Start of Record list

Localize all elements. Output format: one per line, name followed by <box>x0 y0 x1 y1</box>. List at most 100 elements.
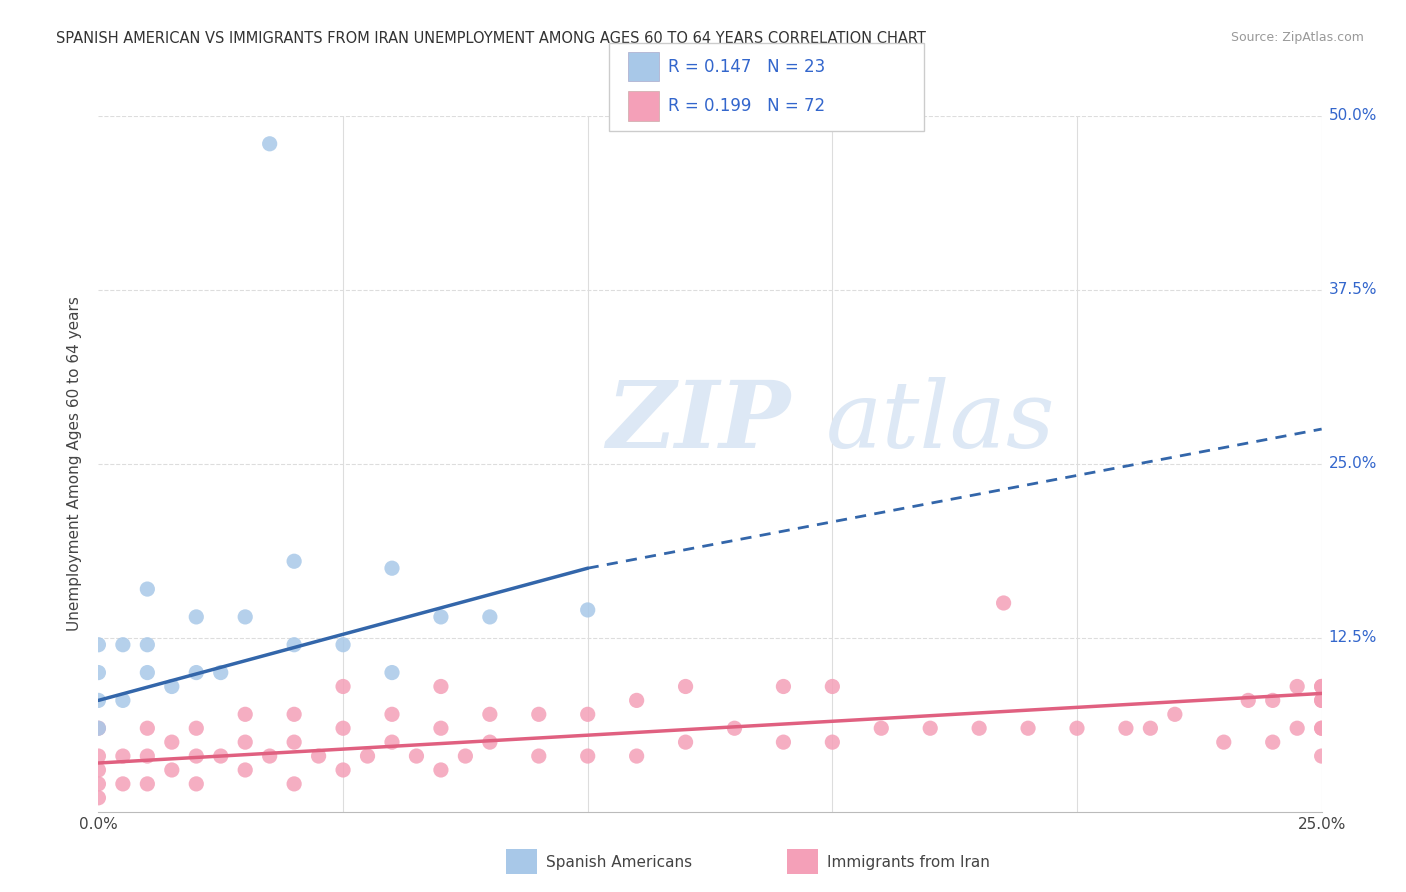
Point <box>87 693 110 707</box>
Point <box>160 763 183 777</box>
Point <box>233 735 256 749</box>
Point <box>87 749 110 764</box>
Point <box>405 749 427 764</box>
Point <box>1310 721 1333 735</box>
Point <box>1286 680 1309 694</box>
Text: 50.0%: 50.0% <box>1329 109 1376 123</box>
Point <box>233 610 256 624</box>
Point <box>259 749 281 764</box>
Point <box>772 735 794 749</box>
Point <box>111 777 134 791</box>
Point <box>111 749 134 764</box>
Point <box>87 763 110 777</box>
Point <box>478 707 501 722</box>
Point <box>111 638 134 652</box>
Point <box>186 749 208 764</box>
Point <box>1066 721 1088 735</box>
Text: 37.5%: 37.5% <box>1329 283 1376 297</box>
Point <box>160 735 183 749</box>
Point <box>527 707 550 722</box>
Point <box>259 136 281 151</box>
Point <box>381 735 404 749</box>
Point <box>186 721 208 735</box>
Point <box>186 665 208 680</box>
Point <box>430 721 453 735</box>
Point <box>283 777 305 791</box>
Point <box>1310 721 1333 735</box>
Text: R = 0.199   N = 72: R = 0.199 N = 72 <box>668 97 825 115</box>
Point <box>430 763 453 777</box>
Point <box>821 680 844 694</box>
Point <box>772 680 794 694</box>
Text: SPANISH AMERICAN VS IMMIGRANTS FROM IRAN UNEMPLOYMENT AMONG AGES 60 TO 64 YEARS : SPANISH AMERICAN VS IMMIGRANTS FROM IRAN… <box>56 31 927 46</box>
Point <box>675 680 697 694</box>
Point <box>723 721 745 735</box>
Point <box>233 707 256 722</box>
Point <box>1310 680 1333 694</box>
Point <box>576 603 599 617</box>
Point <box>332 763 354 777</box>
Point <box>308 749 330 764</box>
Point <box>136 749 159 764</box>
Point <box>283 554 305 568</box>
Point <box>430 680 453 694</box>
Text: ZIP: ZIP <box>606 377 790 467</box>
Point <box>1017 721 1039 735</box>
Point <box>87 721 110 735</box>
Point <box>821 735 844 749</box>
Point <box>160 680 183 694</box>
Point <box>381 707 404 722</box>
Point <box>454 749 477 764</box>
Point <box>87 777 110 791</box>
Point <box>332 638 354 652</box>
Text: Immigrants from Iran: Immigrants from Iran <box>827 855 990 870</box>
Point <box>87 665 110 680</box>
Point <box>136 721 159 735</box>
Text: R = 0.147   N = 23: R = 0.147 N = 23 <box>668 58 825 76</box>
Text: atlas: atlas <box>827 377 1056 467</box>
Point <box>136 777 159 791</box>
Point <box>1237 693 1260 707</box>
Point <box>111 693 134 707</box>
Text: Source: ZipAtlas.com: Source: ZipAtlas.com <box>1230 31 1364 45</box>
Text: Spanish Americans: Spanish Americans <box>546 855 692 870</box>
Point <box>920 721 942 735</box>
Point <box>967 721 990 735</box>
Point <box>136 582 159 596</box>
Text: 25.0%: 25.0% <box>1329 457 1376 471</box>
Point <box>626 693 648 707</box>
Point <box>576 749 599 764</box>
Point <box>381 665 404 680</box>
Point <box>332 680 354 694</box>
Point <box>576 707 599 722</box>
Point <box>186 610 208 624</box>
Point <box>430 610 453 624</box>
Y-axis label: Unemployment Among Ages 60 to 64 years: Unemployment Among Ages 60 to 64 years <box>67 296 83 632</box>
Point <box>356 749 378 764</box>
Point <box>675 735 697 749</box>
Point <box>1115 721 1137 735</box>
Point <box>870 721 893 735</box>
Point <box>478 610 501 624</box>
Point <box>1212 735 1234 749</box>
Point <box>478 735 501 749</box>
Point <box>283 707 305 722</box>
Point <box>993 596 1015 610</box>
Point <box>527 749 550 764</box>
Point <box>1286 721 1309 735</box>
Point <box>381 561 404 575</box>
Point <box>136 665 159 680</box>
Point <box>233 763 256 777</box>
Point <box>1261 735 1284 749</box>
Point <box>1310 680 1333 694</box>
Text: 12.5%: 12.5% <box>1329 631 1376 645</box>
Point <box>1261 693 1284 707</box>
Point <box>1310 693 1333 707</box>
Point <box>1139 721 1161 735</box>
Point <box>209 665 232 680</box>
Point <box>186 777 208 791</box>
Point <box>87 790 110 805</box>
Point <box>1310 749 1333 764</box>
Point <box>87 721 110 735</box>
Point <box>283 638 305 652</box>
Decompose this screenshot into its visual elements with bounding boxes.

End of Record list

_Task description_. Recast every line of the listing above as a Markdown table with the columns Row and Line, numbering rows in order. Leave out blank lines and the pictures.

_Task solution_.
| Row | Line |
|---|---|
| 1 | Localize all elements. Output format: one per line, name followed by <box>x0 y0 x1 y1</box>. List at most 100 elements. |
| 2 | Point <box>87 693 110 707</box> |
| 3 | Point <box>160 763 183 777</box> |
| 4 | Point <box>233 735 256 749</box> |
| 5 | Point <box>87 749 110 764</box> |
| 6 | Point <box>405 749 427 764</box> |
| 7 | Point <box>1310 721 1333 735</box> |
| 8 | Point <box>1286 680 1309 694</box> |
| 9 | Text: 50.0%: 50.0% <box>1329 109 1376 123</box> |
| 10 | Point <box>233 610 256 624</box> |
| 11 | Point <box>259 749 281 764</box> |
| 12 | Point <box>772 735 794 749</box> |
| 13 | Point <box>111 777 134 791</box> |
| 14 | Point <box>111 749 134 764</box> |
| 15 | Point <box>87 763 110 777</box> |
| 16 | Point <box>478 707 501 722</box> |
| 17 | Point <box>111 638 134 652</box> |
| 18 | Point <box>186 749 208 764</box> |
| 19 | Point <box>1066 721 1088 735</box> |
| 20 | Text: 37.5%: 37.5% <box>1329 283 1376 297</box> |
| 21 | Point <box>160 735 183 749</box> |
| 22 | Point <box>527 707 550 722</box> |
| 23 | Point <box>259 136 281 151</box> |
| 24 | Point <box>381 735 404 749</box> |
| 25 | Point <box>186 721 208 735</box> |
| 26 | Point <box>186 665 208 680</box> |
| 27 | Point <box>430 721 453 735</box> |
| 28 | Point <box>283 777 305 791</box> |
| 29 | Point <box>1310 721 1333 735</box> |
| 30 | Text: R = 0.199   N = 72: R = 0.199 N = 72 <box>668 97 825 115</box> |
| 31 | Point <box>430 763 453 777</box> |
| 32 | Point <box>821 680 844 694</box> |
| 33 | Point <box>772 680 794 694</box> |
| 34 | Text: SPANISH AMERICAN VS IMMIGRANTS FROM IRAN UNEMPLOYMENT AMONG AGES 60 TO 64 YEARS : SPANISH AMERICAN VS IMMIGRANTS FROM IRAN… <box>56 31 927 46</box> |
| 35 | Point <box>675 680 697 694</box> |
| 36 | Point <box>723 721 745 735</box> |
| 37 | Point <box>233 707 256 722</box> |
| 38 | Point <box>1310 680 1333 694</box> |
| 39 | Point <box>576 603 599 617</box> |
| 40 | Point <box>332 763 354 777</box> |
| 41 | Point <box>308 749 330 764</box> |
| 42 | Point <box>136 749 159 764</box> |
| 43 | Point <box>283 554 305 568</box> |
| 44 | Point <box>430 680 453 694</box> |
| 45 | Text: ZIP: ZIP <box>606 377 790 467</box> |
| 46 | Point <box>1017 721 1039 735</box> |
| 47 | Point <box>87 721 110 735</box> |
| 48 | Point <box>821 735 844 749</box> |
| 49 | Point <box>160 680 183 694</box> |
| 50 | Point <box>381 707 404 722</box> |
| 51 | Point <box>454 749 477 764</box> |
| 52 | Point <box>87 777 110 791</box> |
| 53 | Point <box>332 638 354 652</box> |
| 54 | Text: Immigrants from Iran: Immigrants from Iran <box>827 855 990 870</box> |
| 55 | Point <box>87 665 110 680</box> |
| 56 | Point <box>136 721 159 735</box> |
| 57 | Text: R = 0.147   N = 23: R = 0.147 N = 23 <box>668 58 825 76</box> |
| 58 | Text: atlas: atlas <box>827 377 1056 467</box> |
| 59 | Point <box>136 777 159 791</box> |
| 60 | Point <box>1237 693 1260 707</box> |
| 61 | Point <box>111 693 134 707</box> |
| 62 | Text: Source: ZipAtlas.com: Source: ZipAtlas.com <box>1230 31 1364 45</box> |
| 63 | Text: Spanish Americans: Spanish Americans <box>546 855 692 870</box> |
| 64 | Point <box>920 721 942 735</box> |
| 65 | Point <box>967 721 990 735</box> |
| 66 | Point <box>136 582 159 596</box> |
| 67 | Text: 25.0%: 25.0% <box>1329 457 1376 471</box> |
| 68 | Point <box>626 693 648 707</box> |
| 69 | Point <box>576 749 599 764</box> |
| 70 | Point <box>381 665 404 680</box> |
| 71 | Point <box>332 680 354 694</box> |
| 72 | Point <box>576 707 599 722</box> |
| 73 | Point <box>186 610 208 624</box> |
| 74 | Point <box>430 610 453 624</box> |
| 75 | Y-axis label: Unemployment Among Ages 60 to 64 years: Unemployment Among Ages 60 to 64 years <box>67 296 83 632</box> |
| 76 | Point <box>356 749 378 764</box> |
| 77 | Point <box>675 735 697 749</box> |
| 78 | Point <box>1115 721 1137 735</box> |
| 79 | Point <box>870 721 893 735</box> |
| 80 | Point <box>478 610 501 624</box> |
| 81 | Point <box>1212 735 1234 749</box> |
| 82 | Point <box>478 735 501 749</box> |
| 83 | Point <box>283 707 305 722</box> |
| 84 | Point <box>993 596 1015 610</box> |
| 85 | Point <box>527 749 550 764</box> |
| 86 | Point <box>1286 721 1309 735</box> |
| 87 | Point <box>381 561 404 575</box> |
| 88 | Point <box>136 665 159 680</box> |
| 89 | Point <box>233 763 256 777</box> |
| 90 | Point <box>1261 735 1284 749</box> |
| 91 | Point <box>1310 680 1333 694</box> |
| 92 | Text: 12.5%: 12.5% <box>1329 631 1376 645</box> |
| 93 | Point <box>1261 693 1284 707</box> |
| 94 | Point <box>1310 693 1333 707</box> |
| 95 | Point <box>1139 721 1161 735</box> |
| 96 | Point <box>209 665 232 680</box> |
| 97 | Point <box>186 777 208 791</box> |
| 98 | Point <box>87 790 110 805</box> |
| 99 | Point <box>1310 749 1333 764</box> |
| 100 | Point <box>87 721 110 735</box> |
| 101 | Point <box>283 638 305 652</box> |
| 102 | Decompose this screenshot into its visual elements with bounding boxes. |